**Stated problem:** Collect each line containing "Pagina".

**Material for this exercise:**
------------
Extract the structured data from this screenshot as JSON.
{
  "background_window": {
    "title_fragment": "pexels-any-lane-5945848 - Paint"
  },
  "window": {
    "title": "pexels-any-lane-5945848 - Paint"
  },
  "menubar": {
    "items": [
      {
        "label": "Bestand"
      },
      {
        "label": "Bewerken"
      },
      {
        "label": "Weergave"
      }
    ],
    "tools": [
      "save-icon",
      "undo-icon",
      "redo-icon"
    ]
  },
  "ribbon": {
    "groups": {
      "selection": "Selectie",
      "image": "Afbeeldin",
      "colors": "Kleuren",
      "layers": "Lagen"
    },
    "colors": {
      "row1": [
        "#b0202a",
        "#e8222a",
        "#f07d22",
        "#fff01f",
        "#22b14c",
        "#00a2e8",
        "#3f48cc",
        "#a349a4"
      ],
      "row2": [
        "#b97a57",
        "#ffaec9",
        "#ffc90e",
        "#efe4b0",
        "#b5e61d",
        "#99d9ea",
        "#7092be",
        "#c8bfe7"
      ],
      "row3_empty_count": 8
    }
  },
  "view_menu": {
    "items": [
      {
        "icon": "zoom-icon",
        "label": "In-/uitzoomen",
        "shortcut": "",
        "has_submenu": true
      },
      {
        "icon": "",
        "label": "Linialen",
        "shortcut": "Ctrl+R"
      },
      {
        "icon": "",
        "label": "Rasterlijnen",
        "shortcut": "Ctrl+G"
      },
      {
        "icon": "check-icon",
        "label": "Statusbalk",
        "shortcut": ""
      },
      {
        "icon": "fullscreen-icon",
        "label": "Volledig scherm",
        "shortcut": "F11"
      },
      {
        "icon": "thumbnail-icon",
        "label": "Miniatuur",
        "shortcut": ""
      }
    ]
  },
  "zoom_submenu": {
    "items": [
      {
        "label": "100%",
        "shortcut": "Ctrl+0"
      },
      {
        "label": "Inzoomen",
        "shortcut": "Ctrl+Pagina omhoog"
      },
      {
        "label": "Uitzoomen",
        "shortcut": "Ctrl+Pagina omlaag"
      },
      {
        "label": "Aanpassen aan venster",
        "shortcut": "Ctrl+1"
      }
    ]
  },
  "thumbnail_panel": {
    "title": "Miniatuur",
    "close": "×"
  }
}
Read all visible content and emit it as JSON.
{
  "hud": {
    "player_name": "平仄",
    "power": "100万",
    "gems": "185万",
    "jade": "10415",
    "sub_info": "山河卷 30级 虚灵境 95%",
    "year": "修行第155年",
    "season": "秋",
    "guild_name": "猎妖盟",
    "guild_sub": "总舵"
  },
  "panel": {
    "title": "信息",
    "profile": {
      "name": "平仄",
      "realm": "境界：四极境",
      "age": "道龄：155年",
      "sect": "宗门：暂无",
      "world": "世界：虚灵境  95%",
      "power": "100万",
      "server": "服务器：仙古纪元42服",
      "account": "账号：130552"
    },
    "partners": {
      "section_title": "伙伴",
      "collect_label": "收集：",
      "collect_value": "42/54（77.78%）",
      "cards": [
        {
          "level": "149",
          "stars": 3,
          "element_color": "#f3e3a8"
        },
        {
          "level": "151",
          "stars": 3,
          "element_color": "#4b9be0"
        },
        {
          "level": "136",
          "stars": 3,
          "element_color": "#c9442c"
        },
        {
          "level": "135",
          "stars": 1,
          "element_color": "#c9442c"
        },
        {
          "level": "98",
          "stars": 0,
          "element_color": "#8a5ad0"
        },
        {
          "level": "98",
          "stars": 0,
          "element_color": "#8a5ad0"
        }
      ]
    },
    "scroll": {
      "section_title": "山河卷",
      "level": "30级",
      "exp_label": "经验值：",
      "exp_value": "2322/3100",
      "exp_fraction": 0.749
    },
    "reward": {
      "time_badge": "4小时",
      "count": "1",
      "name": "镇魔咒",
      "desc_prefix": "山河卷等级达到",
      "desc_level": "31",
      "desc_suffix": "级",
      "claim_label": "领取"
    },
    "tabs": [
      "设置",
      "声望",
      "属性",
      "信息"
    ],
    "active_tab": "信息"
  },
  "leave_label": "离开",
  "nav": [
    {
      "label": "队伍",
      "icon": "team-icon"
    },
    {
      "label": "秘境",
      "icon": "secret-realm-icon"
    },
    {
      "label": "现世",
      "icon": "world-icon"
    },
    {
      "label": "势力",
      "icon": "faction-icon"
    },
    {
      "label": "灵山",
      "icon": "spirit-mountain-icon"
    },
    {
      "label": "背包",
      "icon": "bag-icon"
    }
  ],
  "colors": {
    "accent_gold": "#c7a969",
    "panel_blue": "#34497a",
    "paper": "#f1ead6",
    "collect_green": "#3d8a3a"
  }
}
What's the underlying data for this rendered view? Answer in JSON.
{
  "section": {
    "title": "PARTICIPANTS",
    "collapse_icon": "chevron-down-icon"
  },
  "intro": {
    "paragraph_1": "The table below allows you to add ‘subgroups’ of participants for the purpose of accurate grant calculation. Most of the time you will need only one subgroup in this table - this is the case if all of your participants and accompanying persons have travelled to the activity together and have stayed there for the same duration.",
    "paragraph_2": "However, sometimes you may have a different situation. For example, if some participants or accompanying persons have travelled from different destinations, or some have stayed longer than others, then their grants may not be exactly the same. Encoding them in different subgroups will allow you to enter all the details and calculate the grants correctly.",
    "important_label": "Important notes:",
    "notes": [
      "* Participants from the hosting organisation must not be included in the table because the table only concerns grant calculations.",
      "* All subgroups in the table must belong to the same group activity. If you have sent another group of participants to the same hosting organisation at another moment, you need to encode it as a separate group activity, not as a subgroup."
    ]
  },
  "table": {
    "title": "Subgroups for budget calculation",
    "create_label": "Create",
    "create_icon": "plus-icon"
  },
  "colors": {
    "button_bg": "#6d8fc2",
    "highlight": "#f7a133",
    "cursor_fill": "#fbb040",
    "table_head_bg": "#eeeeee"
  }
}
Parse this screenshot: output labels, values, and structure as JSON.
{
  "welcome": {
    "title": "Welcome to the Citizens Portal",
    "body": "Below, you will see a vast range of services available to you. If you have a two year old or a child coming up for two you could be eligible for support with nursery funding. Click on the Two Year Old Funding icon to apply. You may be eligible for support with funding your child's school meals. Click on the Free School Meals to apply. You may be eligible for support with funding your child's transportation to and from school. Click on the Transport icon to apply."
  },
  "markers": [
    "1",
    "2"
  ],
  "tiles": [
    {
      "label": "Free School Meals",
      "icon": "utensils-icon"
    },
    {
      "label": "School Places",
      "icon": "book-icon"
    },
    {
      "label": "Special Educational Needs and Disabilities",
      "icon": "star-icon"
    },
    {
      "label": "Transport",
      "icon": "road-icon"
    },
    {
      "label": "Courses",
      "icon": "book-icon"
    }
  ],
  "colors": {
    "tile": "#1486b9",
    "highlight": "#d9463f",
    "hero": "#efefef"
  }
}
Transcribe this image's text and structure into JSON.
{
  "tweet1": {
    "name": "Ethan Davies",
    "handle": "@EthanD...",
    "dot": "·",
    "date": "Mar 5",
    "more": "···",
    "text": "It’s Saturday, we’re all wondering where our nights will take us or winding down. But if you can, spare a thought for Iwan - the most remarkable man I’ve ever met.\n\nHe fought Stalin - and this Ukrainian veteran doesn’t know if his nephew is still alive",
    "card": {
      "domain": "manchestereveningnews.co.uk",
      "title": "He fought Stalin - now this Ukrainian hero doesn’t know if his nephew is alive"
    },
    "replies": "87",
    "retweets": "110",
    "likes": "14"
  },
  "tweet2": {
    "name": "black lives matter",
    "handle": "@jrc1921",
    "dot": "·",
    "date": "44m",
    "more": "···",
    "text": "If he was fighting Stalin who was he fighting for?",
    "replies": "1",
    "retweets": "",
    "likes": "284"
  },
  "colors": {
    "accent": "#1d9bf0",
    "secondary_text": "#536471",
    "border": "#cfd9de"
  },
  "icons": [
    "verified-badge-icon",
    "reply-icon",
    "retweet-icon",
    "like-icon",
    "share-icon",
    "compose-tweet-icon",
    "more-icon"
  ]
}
------------
**Response for this exercise:**
        "shortcut": "Ctrl+Pagina omhoog"
        "shortcut": "Ctrl+Pagina omlaag"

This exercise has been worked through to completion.